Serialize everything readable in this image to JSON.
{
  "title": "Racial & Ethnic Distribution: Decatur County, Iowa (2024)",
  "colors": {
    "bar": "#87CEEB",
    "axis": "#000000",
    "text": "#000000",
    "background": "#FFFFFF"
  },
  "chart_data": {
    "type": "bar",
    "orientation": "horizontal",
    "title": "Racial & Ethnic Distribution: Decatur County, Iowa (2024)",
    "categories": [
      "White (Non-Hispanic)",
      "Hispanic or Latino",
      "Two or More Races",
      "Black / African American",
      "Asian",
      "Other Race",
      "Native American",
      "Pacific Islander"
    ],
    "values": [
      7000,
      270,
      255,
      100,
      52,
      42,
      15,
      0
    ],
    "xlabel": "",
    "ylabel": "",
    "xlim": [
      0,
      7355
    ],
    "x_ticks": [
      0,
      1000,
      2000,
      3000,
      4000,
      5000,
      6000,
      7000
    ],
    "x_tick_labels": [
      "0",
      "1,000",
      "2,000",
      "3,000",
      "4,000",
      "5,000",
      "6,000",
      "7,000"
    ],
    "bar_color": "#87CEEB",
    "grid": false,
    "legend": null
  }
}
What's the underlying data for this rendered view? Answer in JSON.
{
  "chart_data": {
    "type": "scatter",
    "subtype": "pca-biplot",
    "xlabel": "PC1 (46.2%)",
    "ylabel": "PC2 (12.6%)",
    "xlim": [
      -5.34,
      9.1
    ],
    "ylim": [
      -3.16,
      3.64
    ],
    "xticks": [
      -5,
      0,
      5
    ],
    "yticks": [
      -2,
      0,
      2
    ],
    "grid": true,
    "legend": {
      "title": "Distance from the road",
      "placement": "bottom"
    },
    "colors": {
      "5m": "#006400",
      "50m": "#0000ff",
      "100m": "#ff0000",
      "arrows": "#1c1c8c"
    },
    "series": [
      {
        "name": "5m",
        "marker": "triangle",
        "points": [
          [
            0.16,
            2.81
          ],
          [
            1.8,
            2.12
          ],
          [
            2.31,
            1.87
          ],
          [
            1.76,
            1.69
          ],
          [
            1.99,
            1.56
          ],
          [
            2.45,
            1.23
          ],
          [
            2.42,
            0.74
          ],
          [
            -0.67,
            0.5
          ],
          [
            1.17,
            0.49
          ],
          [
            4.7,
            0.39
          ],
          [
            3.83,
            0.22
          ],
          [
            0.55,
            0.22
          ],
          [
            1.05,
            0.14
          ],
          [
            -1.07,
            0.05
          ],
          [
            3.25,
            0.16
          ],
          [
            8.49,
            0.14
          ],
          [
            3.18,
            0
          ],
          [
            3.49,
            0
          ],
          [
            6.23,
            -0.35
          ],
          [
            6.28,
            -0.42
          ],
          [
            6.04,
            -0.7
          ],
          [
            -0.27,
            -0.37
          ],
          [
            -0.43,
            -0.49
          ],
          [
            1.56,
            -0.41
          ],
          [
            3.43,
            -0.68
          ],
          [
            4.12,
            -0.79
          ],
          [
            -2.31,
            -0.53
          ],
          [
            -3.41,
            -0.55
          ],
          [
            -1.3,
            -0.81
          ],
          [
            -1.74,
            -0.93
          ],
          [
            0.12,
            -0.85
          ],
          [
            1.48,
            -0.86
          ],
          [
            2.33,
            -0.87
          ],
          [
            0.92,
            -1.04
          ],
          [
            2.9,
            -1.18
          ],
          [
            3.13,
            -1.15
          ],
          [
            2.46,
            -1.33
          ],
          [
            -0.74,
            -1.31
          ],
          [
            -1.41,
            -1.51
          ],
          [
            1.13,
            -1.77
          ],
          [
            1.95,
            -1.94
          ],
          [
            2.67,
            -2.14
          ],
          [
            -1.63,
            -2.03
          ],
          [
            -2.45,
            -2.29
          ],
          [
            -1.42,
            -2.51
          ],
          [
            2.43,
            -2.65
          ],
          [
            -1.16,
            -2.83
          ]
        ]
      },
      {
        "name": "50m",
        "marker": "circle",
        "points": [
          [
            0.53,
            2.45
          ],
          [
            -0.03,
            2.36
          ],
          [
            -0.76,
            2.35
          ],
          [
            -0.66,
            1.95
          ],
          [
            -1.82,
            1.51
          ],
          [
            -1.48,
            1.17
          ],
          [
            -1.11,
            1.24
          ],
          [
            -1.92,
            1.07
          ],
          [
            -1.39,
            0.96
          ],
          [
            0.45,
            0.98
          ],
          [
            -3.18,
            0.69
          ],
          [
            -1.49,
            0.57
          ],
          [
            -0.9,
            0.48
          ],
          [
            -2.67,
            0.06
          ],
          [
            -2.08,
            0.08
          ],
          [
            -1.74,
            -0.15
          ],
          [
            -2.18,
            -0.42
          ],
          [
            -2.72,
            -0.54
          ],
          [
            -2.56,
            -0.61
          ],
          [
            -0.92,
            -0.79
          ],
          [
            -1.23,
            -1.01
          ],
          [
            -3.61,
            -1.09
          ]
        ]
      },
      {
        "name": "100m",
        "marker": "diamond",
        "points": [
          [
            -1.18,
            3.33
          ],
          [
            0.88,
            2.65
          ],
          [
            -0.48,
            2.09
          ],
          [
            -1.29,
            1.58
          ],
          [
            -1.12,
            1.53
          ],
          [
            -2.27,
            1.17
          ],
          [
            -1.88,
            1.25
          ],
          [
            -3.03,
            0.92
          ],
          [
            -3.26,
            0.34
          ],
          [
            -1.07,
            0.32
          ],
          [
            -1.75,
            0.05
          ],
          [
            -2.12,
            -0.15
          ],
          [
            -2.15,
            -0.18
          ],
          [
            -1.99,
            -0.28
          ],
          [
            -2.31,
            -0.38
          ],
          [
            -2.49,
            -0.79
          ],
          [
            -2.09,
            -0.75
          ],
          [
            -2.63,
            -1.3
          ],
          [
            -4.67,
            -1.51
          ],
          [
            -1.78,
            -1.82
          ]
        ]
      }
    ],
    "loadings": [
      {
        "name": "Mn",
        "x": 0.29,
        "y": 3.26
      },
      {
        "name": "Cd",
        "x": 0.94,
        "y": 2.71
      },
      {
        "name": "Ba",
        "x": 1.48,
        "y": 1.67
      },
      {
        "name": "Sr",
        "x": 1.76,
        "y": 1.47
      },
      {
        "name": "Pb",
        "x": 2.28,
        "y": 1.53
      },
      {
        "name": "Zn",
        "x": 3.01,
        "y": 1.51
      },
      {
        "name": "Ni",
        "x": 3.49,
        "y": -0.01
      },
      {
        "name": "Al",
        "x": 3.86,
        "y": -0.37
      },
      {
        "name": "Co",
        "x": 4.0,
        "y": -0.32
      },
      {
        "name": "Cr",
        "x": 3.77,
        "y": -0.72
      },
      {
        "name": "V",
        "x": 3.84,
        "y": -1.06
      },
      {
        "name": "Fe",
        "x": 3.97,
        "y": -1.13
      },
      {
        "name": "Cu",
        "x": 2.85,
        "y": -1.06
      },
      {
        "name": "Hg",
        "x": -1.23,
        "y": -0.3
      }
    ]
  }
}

——————————

Task description>
Repeat the material above in full, exactly as it stands.

Output of the task>
Serialize everything readable in this image to JSON.
{
  "title": "Racial & Ethnic Distribution: Decatur County, Iowa (2024)",
  "colors": {
    "bar": "#87CEEB",
    "axis": "#000000",
    "text": "#000000",
    "background": "#FFFFFF"
  },
  "chart_data": {
    "type": "bar",
    "orientation": "horizontal",
    "title": "Racial & Ethnic Distribution: Decatur County, Iowa (2024)",
    "categories": [
      "White (Non-Hispanic)",
      "Hispanic or Latino",
      "Two or More Races",
      "Black / African American",
      "Asian",
      "Other Race",
      "Native American",
      "Pacific Islander"
    ],
    "values": [
      7000,
      270,
      255,
      100,
      52,
      42,
      15,
      0
    ],
    "xlabel": "",
    "ylabel": "",
    "xlim": [
      0,
      7355
    ],
    "x_ticks": [
      0,
      1000,
      2000,
      3000,
      4000,
      5000,
      6000,
      7000
    ],
    "x_tick_labels": [
      "0",
      "1,000",
      "2,000",
      "3,000",
      "4,000",
      "5,000",
      "6,000",
      "7,000"
    ],
    "bar_color": "#87CEEB",
    "grid": false,
    "legend": null
  }
}
What's the underlying data for this rendered view? Answer in JSON.
{
  "chart_data": {
    "type": "scatter",
    "subtype": "pca-biplot",
    "xlabel": "PC1 (46.2%)",
    "ylabel": "PC2 (12.6%)",
    "xlim": [
      -5.34,
      9.1
    ],
    "ylim": [
      -3.16,
      3.64
    ],
    "xticks": [
      -5,
      0,
      5
    ],
    "yticks": [
      -2,
      0,
      2
    ],
    "grid": true,
    "legend": {
      "title": "Distance from the road",
      "placement": "bottom"
    },
    "colors": {
      "5m": "#006400",
      "50m": "#0000ff",
      "100m": "#ff0000",
      "arrows": "#1c1c8c"
    },
    "series": [
      {
        "name": "5m",
        "marker": "triangle",
        "points": [
          [
            0.16,
            2.81
          ],
          [
            1.8,
            2.12
          ],
          [
            2.31,
            1.87
          ],
          [
            1.76,
            1.69
          ],
          [
            1.99,
            1.56
          ],
          [
            2.45,
            1.23
          ],
          [
            2.42,
            0.74
          ],
          [
            -0.67,
            0.5
          ],
          [
            1.17,
            0.49
          ],
          [
            4.7,
            0.39
          ],
          [
            3.83,
            0.22
          ],
          [
            0.55,
            0.22
          ],
          [
            1.05,
            0.14
          ],
          [
            -1.07,
            0.05
          ],
          [
            3.25,
            0.16
          ],
          [
            8.49,
            0.14
          ],
          [
            3.18,
            0
          ],
          [
            3.49,
            0
          ],
          [
            6.23,
            -0.35
          ],
          [
            6.28,
            -0.42
          ],
          [
            6.04,
            -0.7
          ],
          [
            -0.27,
            -0.37
          ],
          [
            -0.43,
            -0.49
          ],
          [
            1.56,
            -0.41
          ],
          [
            3.43,
            -0.68
          ],
          [
            4.12,
            -0.79
          ],
          [
            -2.31,
            -0.53
          ],
          [
            -3.41,
            -0.55
          ],
          [
            -1.3,
            -0.81
          ],
          [
            -1.74,
            -0.93
          ],
          [
            0.12,
            -0.85
          ],
          [
            1.48,
            -0.86
          ],
          [
            2.33,
            -0.87
          ],
          [
            0.92,
            -1.04
          ],
          [
            2.9,
            -1.18
          ],
          [
            3.13,
            -1.15
          ],
          [
            2.46,
            -1.33
          ],
          [
            -0.74,
            -1.31
          ],
          [
            -1.41,
            -1.51
          ],
          [
            1.13,
            -1.77
          ],
          [
            1.95,
            -1.94
          ],
          [
            2.67,
            -2.14
          ],
          [
            -1.63,
            -2.03
          ],
          [
            -2.45,
            -2.29
          ],
          [
            -1.42,
            -2.51
          ],
          [
            2.43,
            -2.65
          ],
          [
            -1.16,
            -2.83
          ]
        ]
      },
      {
        "name": "50m",
        "marker": "circle",
        "points": [
          [
            0.53,
            2.45
          ],
          [
            -0.03,
            2.36
          ],
          [
            -0.76,
            2.35
          ],
          [
            -0.66,
            1.95
          ],
          [
            -1.82,
            1.51
          ],
          [
            -1.48,
            1.17
          ],
          [
            -1.11,
            1.24
          ],
          [
            -1.92,
            1.07
          ],
          [
            -1.39,
            0.96
          ],
          [
            0.45,
            0.98
          ],
          [
            -3.18,
            0.69
          ],
          [
            -1.49,
            0.57
          ],
          [
            -0.9,
            0.48
          ],
          [
            -2.67,
            0.06
          ],
          [
            -2.08,
            0.08
          ],
          [
            -1.74,
            -0.15
          ],
          [
            -2.18,
            -0.42
          ],
          [
            -2.72,
            -0.54
          ],
          [
            -2.56,
            -0.61
          ],
          [
            -0.92,
            -0.79
          ],
          [
            -1.23,
            -1.01
          ],
          [
            -3.61,
            -1.09
          ]
        ]
      },
      {
        "name": "100m",
        "marker": "diamond",
        "points": [
          [
            -1.18,
            3.33
          ],
          [
            0.88,
            2.65
          ],
          [
            -0.48,
            2.09
          ],
          [
            -1.29,
            1.58
          ],
          [
            -1.12,
            1.53
          ],
          [
            -2.27,
            1.17
          ],
          [
            -1.88,
            1.25
          ],
          [
            -3.03,
            0.92
          ],
          [
            -3.26,
            0.34
          ],
          [
            -1.07,
            0.32
          ],
          [
            -1.75,
            0.05
          ],
          [
            -2.12,
            -0.15
          ],
          [
            -2.15,
            -0.18
          ],
          [
            -1.99,
            -0.28
          ],
          [
            -2.31,
            -0.38
          ],
          [
            -2.49,
            -0.79
          ],
          [
            -2.09,
            -0.75
          ],
          [
            -2.63,
            -1.3
          ],
          [
            -4.67,
            -1.51
          ],
          [
            -1.78,
            -1.82
          ]
        ]
      }
    ],
    "loadings": [
      {
        "name": "Mn",
        "x": 0.29,
        "y": 3.26
      },
      {
        "name": "Cd",
        "x": 0.94,
        "y": 2.71
      },
      {
        "name": "Ba",
        "x": 1.48,
        "y": 1.67
      },
      {
        "name": "Sr",
        "x": 1.76,
        "y": 1.47
      },
      {
        "name": "Pb",
        "x": 2.28,
        "y": 1.53
      },
      {
        "name": "Zn",
        "x": 3.01,
        "y": 1.51
      },
      {
        "name": "Ni",
        "x": 3.49,
        "y": -0.01
      },
      {
        "name": "Al",
        "x": 3.86,
        "y": -0.37
      },
      {
        "name": "Co",
        "x": 4.0,
        "y": -0.32
      },
      {
        "name": "Cr",
        "x": 3.77,
        "y": -0.72
      },
      {
        "name": "V",
        "x": 3.84,
        "y": -1.06
      },
      {
        "name": "Fe",
        "x": 3.97,
        "y": -1.13
      },
      {
        "name": "Cu",
        "x": 2.85,
        "y": -1.06
      },
      {
        "name": "Hg",
        "x": -1.23,
        "y": -0.3
      }
    ]
  }
}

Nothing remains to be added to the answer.